Aim of the exercise. Look through the material below. Copy each line that contains the string "protocols".
# # # # #
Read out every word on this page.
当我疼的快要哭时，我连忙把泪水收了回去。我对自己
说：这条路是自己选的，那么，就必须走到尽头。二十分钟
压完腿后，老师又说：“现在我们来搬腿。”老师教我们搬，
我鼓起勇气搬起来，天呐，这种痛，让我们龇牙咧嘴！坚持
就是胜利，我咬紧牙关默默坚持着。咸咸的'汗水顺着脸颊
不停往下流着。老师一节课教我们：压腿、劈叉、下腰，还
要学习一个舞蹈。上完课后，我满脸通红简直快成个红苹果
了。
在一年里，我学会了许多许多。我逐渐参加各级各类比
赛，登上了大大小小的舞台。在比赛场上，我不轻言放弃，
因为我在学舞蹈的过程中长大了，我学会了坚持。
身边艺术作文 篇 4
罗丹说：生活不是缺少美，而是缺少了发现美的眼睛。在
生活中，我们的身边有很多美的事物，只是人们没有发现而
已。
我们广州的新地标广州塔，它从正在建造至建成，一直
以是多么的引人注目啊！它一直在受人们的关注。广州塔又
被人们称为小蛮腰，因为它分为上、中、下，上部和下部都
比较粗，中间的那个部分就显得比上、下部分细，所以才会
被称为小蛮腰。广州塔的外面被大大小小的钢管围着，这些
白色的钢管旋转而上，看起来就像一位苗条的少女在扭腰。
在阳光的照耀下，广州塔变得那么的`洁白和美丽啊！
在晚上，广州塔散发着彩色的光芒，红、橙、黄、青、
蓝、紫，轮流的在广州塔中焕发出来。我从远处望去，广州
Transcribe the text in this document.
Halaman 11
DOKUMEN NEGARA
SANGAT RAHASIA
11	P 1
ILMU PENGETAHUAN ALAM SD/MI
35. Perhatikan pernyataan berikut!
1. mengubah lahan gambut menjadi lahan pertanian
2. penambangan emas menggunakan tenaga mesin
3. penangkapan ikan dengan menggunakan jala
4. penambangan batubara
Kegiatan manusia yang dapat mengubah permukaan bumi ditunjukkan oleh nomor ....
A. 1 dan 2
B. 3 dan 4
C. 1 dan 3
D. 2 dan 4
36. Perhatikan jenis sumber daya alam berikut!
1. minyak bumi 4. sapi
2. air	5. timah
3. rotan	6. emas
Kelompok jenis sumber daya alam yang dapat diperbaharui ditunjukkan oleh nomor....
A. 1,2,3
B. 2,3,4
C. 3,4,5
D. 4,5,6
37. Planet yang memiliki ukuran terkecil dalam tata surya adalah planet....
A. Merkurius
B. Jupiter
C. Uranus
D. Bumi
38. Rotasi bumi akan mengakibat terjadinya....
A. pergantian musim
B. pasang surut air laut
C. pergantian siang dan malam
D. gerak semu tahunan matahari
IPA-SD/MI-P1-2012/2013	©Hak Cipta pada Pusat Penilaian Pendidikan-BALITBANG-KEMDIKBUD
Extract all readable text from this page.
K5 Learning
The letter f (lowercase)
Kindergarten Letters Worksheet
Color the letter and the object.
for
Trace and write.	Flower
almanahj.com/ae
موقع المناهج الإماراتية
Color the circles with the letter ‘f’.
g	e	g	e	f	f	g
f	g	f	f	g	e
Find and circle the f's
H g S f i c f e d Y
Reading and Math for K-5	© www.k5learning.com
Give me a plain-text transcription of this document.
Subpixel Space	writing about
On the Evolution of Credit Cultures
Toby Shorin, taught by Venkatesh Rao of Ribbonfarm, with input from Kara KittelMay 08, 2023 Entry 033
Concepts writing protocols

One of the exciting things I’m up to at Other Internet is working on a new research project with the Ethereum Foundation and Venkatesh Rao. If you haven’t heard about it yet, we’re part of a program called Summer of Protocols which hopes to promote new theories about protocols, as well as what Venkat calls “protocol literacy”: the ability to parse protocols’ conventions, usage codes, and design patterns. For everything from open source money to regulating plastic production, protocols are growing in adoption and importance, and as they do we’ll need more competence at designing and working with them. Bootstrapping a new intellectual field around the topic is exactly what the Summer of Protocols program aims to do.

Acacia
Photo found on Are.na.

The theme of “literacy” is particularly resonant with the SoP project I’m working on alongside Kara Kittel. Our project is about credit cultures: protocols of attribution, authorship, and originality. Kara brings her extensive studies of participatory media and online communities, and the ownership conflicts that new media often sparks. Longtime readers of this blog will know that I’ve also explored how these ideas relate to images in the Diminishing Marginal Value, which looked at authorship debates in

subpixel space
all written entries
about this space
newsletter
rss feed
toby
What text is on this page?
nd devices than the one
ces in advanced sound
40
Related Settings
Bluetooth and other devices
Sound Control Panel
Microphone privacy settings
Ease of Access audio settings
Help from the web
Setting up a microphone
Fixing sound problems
# # # # #
Written answer.
Concepts writing protocols
One of the exciting things I’m up to at Other Internet is working on a new research project with the Ethereum Foundation and Venkatesh Rao. If you haven’t heard about it yet, we’re part of a program called Summer of Protocols which hopes to promote new theories about protocols, as well as what Venkat calls “protocol literacy”: the ability to parse protocols’ conventions, usage codes, and design patterns. For everything from open source money to regulating plastic production, protocols are growing in adoption and importance, and as they do we’ll need more competence at designing and working with them. Bootstrapping a new intellectual field around the topic is exactly what the Summer of Protocols program aims to do.
The theme of “literacy” is particularly resonant with the SoP project I’m working on alongside Kara Kittel. Our project is about credit cultures: protocols of attribution, authorship, and originality. Kara brings her extensive studies of participatory media and online communities, and the ownership conflicts that new media often sparks. Longtime readers of this blog will know that I’ve also explored how these ideas relate to images in the Diminishing Marginal Value, which looked at authorship debates in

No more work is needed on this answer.